Assignment - With all images left out, restate the records below exactly as written.

Data for this exercise -
[Start of Attachment]
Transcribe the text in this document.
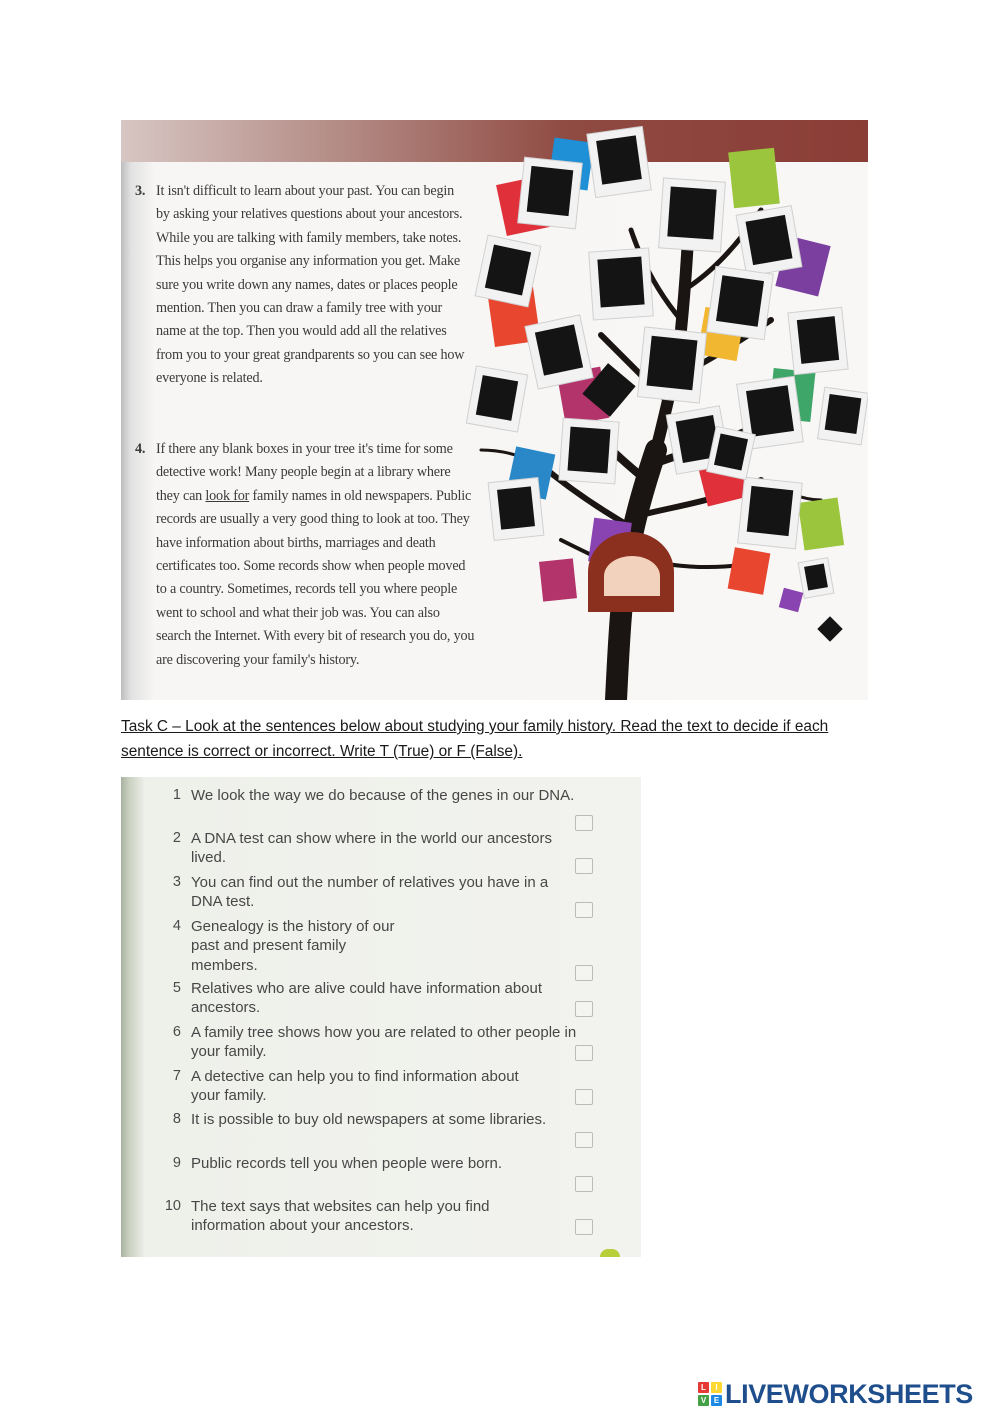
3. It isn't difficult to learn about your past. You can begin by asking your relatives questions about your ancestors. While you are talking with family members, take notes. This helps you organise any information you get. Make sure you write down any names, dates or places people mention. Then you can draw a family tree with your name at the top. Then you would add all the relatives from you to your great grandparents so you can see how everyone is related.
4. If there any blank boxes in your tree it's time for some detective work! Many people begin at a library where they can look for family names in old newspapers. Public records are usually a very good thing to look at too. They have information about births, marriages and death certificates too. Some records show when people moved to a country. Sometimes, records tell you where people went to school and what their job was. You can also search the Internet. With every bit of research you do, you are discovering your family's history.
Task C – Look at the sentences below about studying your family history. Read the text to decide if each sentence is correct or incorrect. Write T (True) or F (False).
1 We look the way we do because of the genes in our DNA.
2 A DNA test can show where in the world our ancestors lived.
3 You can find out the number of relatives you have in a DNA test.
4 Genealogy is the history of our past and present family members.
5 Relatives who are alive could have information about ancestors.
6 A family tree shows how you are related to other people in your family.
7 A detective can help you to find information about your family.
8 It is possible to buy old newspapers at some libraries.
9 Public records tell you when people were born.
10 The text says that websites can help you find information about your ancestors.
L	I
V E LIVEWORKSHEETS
[End of Attachment]
Response below -
Transcribe the text in this document.
3. It isn't difficult to learn about your past. You can begin by asking your relatives questions about your ancestors. While you are talking with family members, take notes. This helps you organise any information you get. Make sure you write down any names, dates or places people mention. Then you can draw a family tree with your name at the top. Then you would add all the relatives from you to your great grandparents so you can see how everyone is related.
4. If there any blank boxes in your tree it's time for some detective work! Many people begin at a library where they can look for family names in old newspapers. Public records are usually a very good thing to look at too. They have information about births, marriages and death certificates too. Some records show when people moved to a country. Sometimes, records tell you where people went to school and what their job was. You can also search the Internet. With every bit of research you do, you are discovering your family's history.
Task C – Look at the sentences below about studying your family history. Read the text to decide if each sentence is correct or incorrect. Write T (True) or F (False).
1 We look the way we do because of the genes in our DNA.
2 A DNA test can show where in the world our ancestors lived.
3 You can find out the number of relatives you have in a DNA test.
4 Genealogy is the history of our past and present family members.
5 Relatives who are alive could have information about ancestors.
6 A family tree shows how you are related to other people in your family.
7 A detective can help you to find information about your family.
8 It is possible to buy old newspapers at some libraries.
9 Public records tell you when people were born.
10 The text says that websites can help you find information about your ancestors.
L	I
V E LIVEWORKSHEETS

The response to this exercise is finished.